• Written exercise
Return every line of these items unchanged, reproducing each one character for character.

[Stored records]
▽
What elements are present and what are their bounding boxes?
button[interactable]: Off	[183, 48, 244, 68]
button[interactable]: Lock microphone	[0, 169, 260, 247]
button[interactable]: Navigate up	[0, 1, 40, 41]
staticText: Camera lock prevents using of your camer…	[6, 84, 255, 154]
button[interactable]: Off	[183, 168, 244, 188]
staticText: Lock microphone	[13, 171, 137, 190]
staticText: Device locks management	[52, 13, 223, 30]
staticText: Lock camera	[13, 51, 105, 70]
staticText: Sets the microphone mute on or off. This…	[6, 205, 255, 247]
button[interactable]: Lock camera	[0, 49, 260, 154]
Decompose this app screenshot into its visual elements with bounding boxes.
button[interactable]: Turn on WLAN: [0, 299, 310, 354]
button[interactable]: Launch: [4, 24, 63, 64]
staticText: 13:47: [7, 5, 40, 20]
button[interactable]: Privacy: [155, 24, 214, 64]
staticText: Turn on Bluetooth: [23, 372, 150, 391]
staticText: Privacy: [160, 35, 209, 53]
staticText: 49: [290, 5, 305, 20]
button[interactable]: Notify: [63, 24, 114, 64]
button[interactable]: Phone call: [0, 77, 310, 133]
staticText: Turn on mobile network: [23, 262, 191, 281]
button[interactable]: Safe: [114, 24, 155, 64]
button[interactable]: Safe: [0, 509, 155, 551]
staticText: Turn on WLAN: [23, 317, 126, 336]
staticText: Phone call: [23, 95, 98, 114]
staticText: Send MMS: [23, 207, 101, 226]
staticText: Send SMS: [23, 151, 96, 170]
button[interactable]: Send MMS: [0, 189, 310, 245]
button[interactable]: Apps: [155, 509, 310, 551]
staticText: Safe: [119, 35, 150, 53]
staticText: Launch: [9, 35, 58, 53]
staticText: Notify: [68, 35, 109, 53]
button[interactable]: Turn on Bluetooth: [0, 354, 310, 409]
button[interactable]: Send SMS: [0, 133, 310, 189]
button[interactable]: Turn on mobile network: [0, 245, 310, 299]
△
• Exercise response
What elements are present and what are their bounding boxes?
button[interactable]: Off	[183, 48, 244, 68]
button[interactable]: Lock microphone	[0, 169, 260, 247]
button[interactable]: Navigate up	[0, 1, 40, 41]
staticText: Camera lock prevents using of your camer…	[6, 84, 255, 154]
button[interactable]: Off	[183, 168, 244, 188]
staticText: Lock microphone	[13, 171, 137, 190]
staticText: Device locks management	[52, 13, 223, 30]
staticText: Lock camera	[13, 51, 105, 70]
staticText: Sets the microphone mute on or off. This…	[6, 205, 255, 247]
button[interactable]: Lock camera	[0, 49, 260, 154]
Decompose this app screenshot into its visual elements with bounding boxes.
button[interactable]: Turn on WLAN: [0, 299, 310, 354]
button[interactable]: Launch: [4, 24, 63, 64]
staticText: 13:47: [7, 5, 40, 20]
button[interactable]: Privacy: [155, 24, 214, 64]
staticText: Turn on Bluetooth: [23, 372, 150, 391]
staticText: Privacy: [160, 35, 209, 53]
staticText: 49: [290, 5, 305, 20]
button[interactable]: Notify: [63, 24, 114, 64]
button[interactable]: Phone call: [0, 77, 310, 133]
staticText: Turn on mobile network: [23, 262, 191, 281]
button[interactable]: Safe: [114, 24, 155, 64]
button[interactable]: Safe: [0, 509, 155, 551]
staticText: Turn on WLAN: [23, 317, 126, 336]
staticText: Phone call: [23, 95, 98, 114]
staticText: Send MMS: [23, 207, 101, 226]
staticText: Send SMS: [23, 151, 96, 170]
button[interactable]: Send MMS: [0, 189, 310, 245]
button[interactable]: Apps: [155, 509, 310, 551]
staticText: Safe: [119, 35, 150, 53]
staticText: Launch: [9, 35, 58, 53]
staticText: Notify: [68, 35, 109, 53]
button[interactable]: Turn on Bluetooth: [0, 354, 310, 409]
button[interactable]: Send SMS: [0, 133, 310, 189]
button[interactable]: Turn on mobile network: [0, 245, 310, 299]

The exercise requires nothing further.